Output every line below without omitting or altering anything.

▶ [Data records]:
::::

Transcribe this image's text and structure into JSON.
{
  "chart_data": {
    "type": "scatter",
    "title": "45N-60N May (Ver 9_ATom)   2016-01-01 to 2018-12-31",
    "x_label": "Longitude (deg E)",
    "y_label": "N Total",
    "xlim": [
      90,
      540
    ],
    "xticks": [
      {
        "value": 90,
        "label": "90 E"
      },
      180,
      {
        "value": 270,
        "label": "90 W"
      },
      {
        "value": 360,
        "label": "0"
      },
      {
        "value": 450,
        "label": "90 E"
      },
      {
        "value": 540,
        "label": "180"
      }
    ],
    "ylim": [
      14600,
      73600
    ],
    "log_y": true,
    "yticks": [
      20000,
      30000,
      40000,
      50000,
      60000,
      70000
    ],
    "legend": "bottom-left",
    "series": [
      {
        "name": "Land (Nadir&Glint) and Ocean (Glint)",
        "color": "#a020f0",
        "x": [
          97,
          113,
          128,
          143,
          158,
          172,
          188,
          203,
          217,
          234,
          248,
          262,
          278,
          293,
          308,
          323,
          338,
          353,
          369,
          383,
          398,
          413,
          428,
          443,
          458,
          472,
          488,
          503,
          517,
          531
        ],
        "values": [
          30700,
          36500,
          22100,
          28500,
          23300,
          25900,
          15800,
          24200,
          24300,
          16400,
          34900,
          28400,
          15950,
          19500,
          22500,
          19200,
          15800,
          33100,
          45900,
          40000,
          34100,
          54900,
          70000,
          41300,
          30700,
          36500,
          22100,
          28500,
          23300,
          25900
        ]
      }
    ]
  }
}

::::

▶ [Right answer]:
Transcribe this image's text and structure into JSON.
{
  "chart_data": {
    "type": "scatter",
    "title": "45N-60N May (Ver 9_ATom)   2016-01-01 to 2018-12-31",
    "x_label": "Longitude (deg E)",
    "y_label": "N Total",
    "xlim": [
      90,
      540
    ],
    "xticks": [
      {
        "value": 90,
        "label": "90 E"
      },
      180,
      {
        "value": 270,
        "label": "90 W"
      },
      {
        "value": 360,
        "label": "0"
      },
      {
        "value": 450,
        "label": "90 E"
      },
      {
        "value": 540,
        "label": "180"
      }
    ],
    "ylim": [
      14600,
      73600
    ],
    "log_y": true,
    "yticks": [
      20000,
      30000,
      40000,
      50000,
      60000,
      70000
    ],
    "legend": "bottom-left",
    "series": [
      {
        "name": "Land (Nadir&Glint) and Ocean (Glint)",
        "color": "#a020f0",
        "x": [
          97,
          113,
          128,
          143,
          158,
          172,
          188,
          203,
          217,
          234,
          248,
          262,
          278,
          293,
          308,
          323,
          338,
          353,
          369,
          383,
          398,
          413,
          428,
          443,
          458,
          472,
          488,
          503,
          517,
          531
        ],
        "values": [
          30700,
          36500,
          22100,
          28500,
          23300,
          25900,
          15800,
          24200,
          24300,
          16400,
          34900,
          28400,
          15950,
          19500,
          22500,
          19200,
          15800,
          33100,
          45900,
          40000,
          34100,
          54900,
          70000,
          41300,
          30700,
          36500,
          22100,
          28500,
          23300,
          25900
        ]
      }
    ]
  }
}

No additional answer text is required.